_WHAT YOU ARE ASKED TO DO:_ Only the number is wanted: count the lines that include the word "title".

_DATA IN THIS EXERCISE:_
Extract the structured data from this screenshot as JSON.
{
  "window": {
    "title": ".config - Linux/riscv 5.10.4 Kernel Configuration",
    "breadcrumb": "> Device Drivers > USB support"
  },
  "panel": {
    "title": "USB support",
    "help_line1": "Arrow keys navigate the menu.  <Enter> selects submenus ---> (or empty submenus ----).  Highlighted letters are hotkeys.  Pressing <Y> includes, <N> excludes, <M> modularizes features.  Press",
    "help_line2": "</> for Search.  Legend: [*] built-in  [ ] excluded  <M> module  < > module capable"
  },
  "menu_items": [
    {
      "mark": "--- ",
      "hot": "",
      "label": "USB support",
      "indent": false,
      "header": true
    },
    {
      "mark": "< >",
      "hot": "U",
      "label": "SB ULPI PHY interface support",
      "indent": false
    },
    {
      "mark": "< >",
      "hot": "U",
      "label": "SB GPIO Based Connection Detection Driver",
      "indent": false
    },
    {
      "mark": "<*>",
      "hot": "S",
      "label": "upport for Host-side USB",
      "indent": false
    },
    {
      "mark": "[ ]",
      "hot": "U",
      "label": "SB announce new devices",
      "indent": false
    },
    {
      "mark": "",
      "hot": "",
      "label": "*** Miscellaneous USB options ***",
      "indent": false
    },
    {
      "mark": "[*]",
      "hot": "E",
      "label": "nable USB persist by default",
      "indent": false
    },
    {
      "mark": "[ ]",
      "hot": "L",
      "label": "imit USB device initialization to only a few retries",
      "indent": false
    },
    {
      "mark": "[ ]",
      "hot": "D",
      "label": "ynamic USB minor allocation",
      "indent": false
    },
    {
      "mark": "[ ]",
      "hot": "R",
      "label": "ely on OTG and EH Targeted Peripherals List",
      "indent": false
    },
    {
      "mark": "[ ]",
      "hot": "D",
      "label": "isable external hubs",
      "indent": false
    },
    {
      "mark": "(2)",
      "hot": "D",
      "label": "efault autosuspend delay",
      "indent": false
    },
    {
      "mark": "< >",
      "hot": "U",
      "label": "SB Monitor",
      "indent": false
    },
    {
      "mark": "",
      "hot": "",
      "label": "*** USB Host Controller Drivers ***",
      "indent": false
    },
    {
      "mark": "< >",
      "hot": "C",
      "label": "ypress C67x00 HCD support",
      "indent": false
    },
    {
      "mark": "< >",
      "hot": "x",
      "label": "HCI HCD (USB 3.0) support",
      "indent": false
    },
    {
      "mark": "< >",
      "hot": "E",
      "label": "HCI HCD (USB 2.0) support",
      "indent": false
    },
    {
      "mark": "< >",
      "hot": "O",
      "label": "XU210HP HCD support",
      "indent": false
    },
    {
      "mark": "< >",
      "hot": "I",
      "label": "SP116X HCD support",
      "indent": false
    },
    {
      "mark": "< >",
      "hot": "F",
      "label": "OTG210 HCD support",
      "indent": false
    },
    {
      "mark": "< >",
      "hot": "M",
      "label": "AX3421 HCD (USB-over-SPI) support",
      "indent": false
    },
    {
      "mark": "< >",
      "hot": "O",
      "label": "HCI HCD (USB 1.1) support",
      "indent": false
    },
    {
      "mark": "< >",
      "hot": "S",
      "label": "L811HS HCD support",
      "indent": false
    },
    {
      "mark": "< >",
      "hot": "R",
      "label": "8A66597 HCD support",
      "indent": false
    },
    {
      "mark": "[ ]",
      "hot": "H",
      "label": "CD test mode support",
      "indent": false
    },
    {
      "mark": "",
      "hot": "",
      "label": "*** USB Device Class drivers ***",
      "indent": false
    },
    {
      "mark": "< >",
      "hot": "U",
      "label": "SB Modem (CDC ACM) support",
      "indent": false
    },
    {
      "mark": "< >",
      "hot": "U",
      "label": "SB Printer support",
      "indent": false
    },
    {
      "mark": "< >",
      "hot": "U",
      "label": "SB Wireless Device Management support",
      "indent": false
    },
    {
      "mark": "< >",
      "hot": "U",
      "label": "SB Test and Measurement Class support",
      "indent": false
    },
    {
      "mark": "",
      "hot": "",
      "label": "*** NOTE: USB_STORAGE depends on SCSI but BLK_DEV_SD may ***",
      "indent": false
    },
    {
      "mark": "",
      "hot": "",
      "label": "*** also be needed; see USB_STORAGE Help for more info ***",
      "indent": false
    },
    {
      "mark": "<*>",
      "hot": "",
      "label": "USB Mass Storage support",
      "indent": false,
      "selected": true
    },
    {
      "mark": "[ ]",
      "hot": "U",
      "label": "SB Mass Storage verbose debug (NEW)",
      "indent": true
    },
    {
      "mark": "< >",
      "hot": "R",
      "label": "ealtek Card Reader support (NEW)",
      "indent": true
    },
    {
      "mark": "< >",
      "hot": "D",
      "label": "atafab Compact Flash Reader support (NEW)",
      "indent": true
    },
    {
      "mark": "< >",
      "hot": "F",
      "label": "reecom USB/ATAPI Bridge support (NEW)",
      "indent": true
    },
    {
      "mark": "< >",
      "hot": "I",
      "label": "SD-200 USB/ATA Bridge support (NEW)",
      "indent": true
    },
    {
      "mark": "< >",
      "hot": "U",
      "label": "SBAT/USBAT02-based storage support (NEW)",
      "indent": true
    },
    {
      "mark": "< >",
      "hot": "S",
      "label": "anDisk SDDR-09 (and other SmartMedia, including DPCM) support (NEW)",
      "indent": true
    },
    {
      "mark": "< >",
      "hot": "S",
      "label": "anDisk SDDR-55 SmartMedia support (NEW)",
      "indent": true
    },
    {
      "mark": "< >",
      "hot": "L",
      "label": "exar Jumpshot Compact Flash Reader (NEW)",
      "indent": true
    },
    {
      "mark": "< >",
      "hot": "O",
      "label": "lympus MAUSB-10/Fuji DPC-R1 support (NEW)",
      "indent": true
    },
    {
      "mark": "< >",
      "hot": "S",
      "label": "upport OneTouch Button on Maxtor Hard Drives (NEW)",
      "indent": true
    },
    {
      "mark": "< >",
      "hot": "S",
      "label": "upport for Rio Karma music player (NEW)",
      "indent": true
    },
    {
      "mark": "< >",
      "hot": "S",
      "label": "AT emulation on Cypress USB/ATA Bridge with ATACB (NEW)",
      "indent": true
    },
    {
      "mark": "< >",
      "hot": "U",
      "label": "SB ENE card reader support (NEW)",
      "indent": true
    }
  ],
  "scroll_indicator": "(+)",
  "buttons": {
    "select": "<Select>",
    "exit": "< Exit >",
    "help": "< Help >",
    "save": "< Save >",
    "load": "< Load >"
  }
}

_RESULT OF THIS EXERCISE:_ 2